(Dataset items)
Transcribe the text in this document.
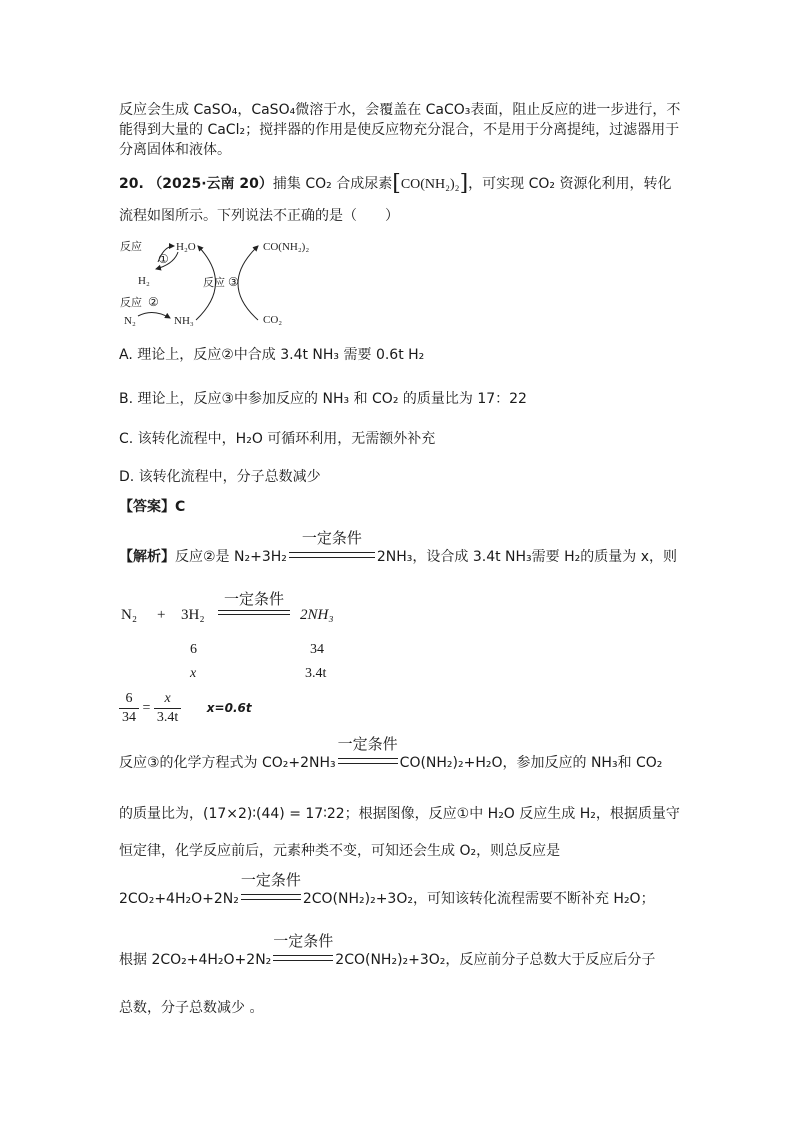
反应会生成 CaSO₄，CaSO₄微溶于水，会覆盖在 CaCO₃表面，阻止反应的进一步进行，不
能得到大量的 CaCl₂；搅拌器的作用是使反应物充分混合，不是用于分离提纯，过滤器用于
分离固体和液体。
20. （2025·云南 20）捕集 CO₂ 合成尿素[CO(NH₂)₂]，可实现 CO₂ 资源化利用，转化
流程如图所示。下列说法不正确的是（　　）
反应
①
H₂O
H₂
反应 ②
N₂	NH₃
反应 ③
CO(NH₂)₂
CO₂
A. 理论上，反应②中合成 3.4t NH₃ 需要 0.6t H₂
B. 理论上，反应③中参加反应的 NH₃ 和 CO₂ 的质量比为 17：22
C. 该转化流程中，H₂O 可循环利用，无需额外补充
D. 该转化流程中，分子总数减少
【答案】C
【解析】反应②是 N₂+3H₂
一定条件
2NH₃，设合成 3.4t NH₃需要 H₂的质量为 x，则
N₂ + 3H₂
一定条件
2NH₃
6	34
x	3.4t
$\frac{6}{34} = \frac{x}{3.4t} x=0.6t$
反应③的化学方程式为 CO₂+2NH₃
一定条件
CO(NH₂)₂+H₂O，参加反应的 NH₃和 CO₂
的质量比为，(17×2)∶(44) = 17∶22；根据图像，反应①中 H₂O 反应生成 H₂，根据质量守
恒定律，化学反应前后，元素种类不变，可知还会生成 O₂，则总反应是
2CO₂+4H₂O+2N₂
一定条件
2CO(NH₂)₂+3O₂，可知该转化流程需要不断补充 H₂O；
根据 2CO₂+4H₂O+2N₂
一定条件
2CO(NH₂)₂+3O₂，反应前分子总数大于反应后分子
总数，分子总数减少 。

Problem:
Output every entry word for word, but omit the pictures.

Task solution:
Transcribe the text in this document.
反应会生成 CaSO₄，CaSO₄微溶于水，会覆盖在 CaCO₃表面，阻止反应的进一步进行，不
能得到大量的 CaCl₂；搅拌器的作用是使反应物充分混合，不是用于分离提纯，过滤器用于
分离固体和液体。
20. （2025·云南 20）捕集 CO₂ 合成尿素[CO(NH₂)₂]，可实现 CO₂ 资源化利用，转化
流程如图所示。下列说法不正确的是（　　）
反应
①
H₂O
H₂
反应 ②
N₂	NH₃
反应 ③
CO(NH₂)₂
CO₂
A. 理论上，反应②中合成 3.4t NH₃ 需要 0.6t H₂
B. 理论上，反应③中参加反应的 NH₃ 和 CO₂ 的质量比为 17：22
C. 该转化流程中，H₂O 可循环利用，无需额外补充
D. 该转化流程中，分子总数减少
【答案】C
【解析】反应②是 N₂+3H₂
一定条件
2NH₃，设合成 3.4t NH₃需要 H₂的质量为 x，则
N₂ + 3H₂
一定条件
2NH₃
6	34
x	3.4t
$\frac{6}{34} = \frac{x}{3.4t} x=0.6t$
反应③的化学方程式为 CO₂+2NH₃
一定条件
CO(NH₂)₂+H₂O，参加反应的 NH₃和 CO₂
的质量比为，(17×2)∶(44) = 17∶22；根据图像，反应①中 H₂O 反应生成 H₂，根据质量守
恒定律，化学反应前后，元素种类不变，可知还会生成 O₂，则总反应是
2CO₂+4H₂O+2N₂
一定条件
2CO(NH₂)₂+3O₂，可知该转化流程需要不断补充 H₂O；
根据 2CO₂+4H₂O+2N₂
一定条件
2CO(NH₂)₂+3O₂，反应前分子总数大于反应后分子
总数，分子总数减少 。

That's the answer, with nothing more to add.